*Set exercise:*
Say how many lines contain the word "title" and give no other text.

------------------------------------------------------------------------

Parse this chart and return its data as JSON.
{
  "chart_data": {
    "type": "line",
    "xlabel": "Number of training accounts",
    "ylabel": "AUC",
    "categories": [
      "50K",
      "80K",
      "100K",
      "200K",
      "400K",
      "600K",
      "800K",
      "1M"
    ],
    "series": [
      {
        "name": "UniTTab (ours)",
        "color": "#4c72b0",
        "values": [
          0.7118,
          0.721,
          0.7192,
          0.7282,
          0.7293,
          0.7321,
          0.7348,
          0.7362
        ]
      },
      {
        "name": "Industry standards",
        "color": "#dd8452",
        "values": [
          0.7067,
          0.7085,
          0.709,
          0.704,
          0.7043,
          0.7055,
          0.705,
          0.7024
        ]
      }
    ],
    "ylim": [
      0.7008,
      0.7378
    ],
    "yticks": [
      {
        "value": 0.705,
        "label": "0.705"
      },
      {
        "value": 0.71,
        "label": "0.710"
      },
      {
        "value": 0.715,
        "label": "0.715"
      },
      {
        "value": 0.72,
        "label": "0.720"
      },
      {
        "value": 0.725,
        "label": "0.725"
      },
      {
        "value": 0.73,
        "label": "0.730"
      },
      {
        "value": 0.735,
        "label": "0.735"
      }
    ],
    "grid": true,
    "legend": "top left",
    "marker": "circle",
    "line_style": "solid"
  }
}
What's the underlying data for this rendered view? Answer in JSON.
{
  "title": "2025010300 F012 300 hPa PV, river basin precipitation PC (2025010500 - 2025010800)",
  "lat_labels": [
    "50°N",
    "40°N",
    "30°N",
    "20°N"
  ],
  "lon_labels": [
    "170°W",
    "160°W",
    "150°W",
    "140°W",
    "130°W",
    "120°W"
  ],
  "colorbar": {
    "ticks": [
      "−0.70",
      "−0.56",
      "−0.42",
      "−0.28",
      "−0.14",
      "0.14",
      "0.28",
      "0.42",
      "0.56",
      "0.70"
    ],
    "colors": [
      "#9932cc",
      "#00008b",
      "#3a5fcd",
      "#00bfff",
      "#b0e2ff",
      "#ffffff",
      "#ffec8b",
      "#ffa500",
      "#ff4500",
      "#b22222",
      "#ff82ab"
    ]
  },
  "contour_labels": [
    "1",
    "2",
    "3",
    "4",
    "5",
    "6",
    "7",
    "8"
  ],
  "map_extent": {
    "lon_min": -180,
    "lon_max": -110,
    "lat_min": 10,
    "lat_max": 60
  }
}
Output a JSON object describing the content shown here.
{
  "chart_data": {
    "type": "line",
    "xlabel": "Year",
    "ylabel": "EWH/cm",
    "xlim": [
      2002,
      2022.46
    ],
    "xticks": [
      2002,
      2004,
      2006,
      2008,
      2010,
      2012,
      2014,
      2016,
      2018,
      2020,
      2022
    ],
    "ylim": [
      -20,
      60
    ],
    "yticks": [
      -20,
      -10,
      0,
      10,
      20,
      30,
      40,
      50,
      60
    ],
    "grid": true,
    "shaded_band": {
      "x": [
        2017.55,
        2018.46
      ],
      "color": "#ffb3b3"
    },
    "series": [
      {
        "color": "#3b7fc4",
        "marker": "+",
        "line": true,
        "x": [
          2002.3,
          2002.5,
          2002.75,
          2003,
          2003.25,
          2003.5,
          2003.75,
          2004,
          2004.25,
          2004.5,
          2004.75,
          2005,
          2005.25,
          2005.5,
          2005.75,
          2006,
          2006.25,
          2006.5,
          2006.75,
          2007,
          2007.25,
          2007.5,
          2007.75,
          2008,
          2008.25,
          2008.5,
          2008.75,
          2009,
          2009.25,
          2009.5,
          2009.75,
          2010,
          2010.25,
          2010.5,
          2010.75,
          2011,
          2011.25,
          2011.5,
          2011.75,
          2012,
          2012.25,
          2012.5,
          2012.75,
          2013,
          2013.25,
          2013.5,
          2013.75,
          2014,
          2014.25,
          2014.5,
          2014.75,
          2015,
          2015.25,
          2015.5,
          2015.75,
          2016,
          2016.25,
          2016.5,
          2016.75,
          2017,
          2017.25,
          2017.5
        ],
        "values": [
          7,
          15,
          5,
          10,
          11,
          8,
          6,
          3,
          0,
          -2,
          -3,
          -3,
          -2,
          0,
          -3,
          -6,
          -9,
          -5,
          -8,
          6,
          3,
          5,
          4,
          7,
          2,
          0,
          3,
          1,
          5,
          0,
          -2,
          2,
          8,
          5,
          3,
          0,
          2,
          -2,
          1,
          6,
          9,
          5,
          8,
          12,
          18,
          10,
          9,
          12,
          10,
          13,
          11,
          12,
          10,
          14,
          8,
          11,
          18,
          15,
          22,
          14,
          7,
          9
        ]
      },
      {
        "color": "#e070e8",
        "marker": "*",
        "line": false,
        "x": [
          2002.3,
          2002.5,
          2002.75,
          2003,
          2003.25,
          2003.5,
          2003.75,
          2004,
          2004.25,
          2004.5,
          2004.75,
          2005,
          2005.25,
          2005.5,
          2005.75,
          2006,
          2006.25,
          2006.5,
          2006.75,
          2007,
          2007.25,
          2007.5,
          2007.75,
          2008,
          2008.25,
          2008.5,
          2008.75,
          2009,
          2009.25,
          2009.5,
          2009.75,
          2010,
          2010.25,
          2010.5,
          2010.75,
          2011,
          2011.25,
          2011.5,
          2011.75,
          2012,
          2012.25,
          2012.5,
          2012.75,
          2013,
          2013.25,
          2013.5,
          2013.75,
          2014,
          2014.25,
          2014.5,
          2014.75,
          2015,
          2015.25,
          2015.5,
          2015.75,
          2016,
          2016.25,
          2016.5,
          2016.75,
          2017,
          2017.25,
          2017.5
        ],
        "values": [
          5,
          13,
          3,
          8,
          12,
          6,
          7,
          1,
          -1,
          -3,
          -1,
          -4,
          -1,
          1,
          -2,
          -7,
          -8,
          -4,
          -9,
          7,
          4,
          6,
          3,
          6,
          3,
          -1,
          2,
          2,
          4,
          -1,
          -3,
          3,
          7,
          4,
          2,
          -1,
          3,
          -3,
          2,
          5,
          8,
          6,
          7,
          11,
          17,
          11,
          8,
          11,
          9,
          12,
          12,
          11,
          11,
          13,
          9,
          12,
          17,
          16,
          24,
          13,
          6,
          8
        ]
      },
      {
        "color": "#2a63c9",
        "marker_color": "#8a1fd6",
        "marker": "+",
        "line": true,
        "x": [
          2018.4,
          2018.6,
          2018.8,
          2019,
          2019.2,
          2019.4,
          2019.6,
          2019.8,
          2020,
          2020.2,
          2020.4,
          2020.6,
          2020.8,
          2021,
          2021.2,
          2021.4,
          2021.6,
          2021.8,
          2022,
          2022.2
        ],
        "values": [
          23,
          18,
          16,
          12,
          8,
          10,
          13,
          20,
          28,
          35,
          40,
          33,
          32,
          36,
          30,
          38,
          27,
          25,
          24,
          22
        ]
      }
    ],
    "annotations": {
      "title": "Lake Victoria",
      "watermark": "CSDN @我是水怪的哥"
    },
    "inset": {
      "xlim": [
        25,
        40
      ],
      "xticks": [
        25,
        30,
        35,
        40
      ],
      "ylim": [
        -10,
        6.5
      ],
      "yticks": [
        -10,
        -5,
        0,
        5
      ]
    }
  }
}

------------------------------------------------------------------------

*Completed exercise:*
2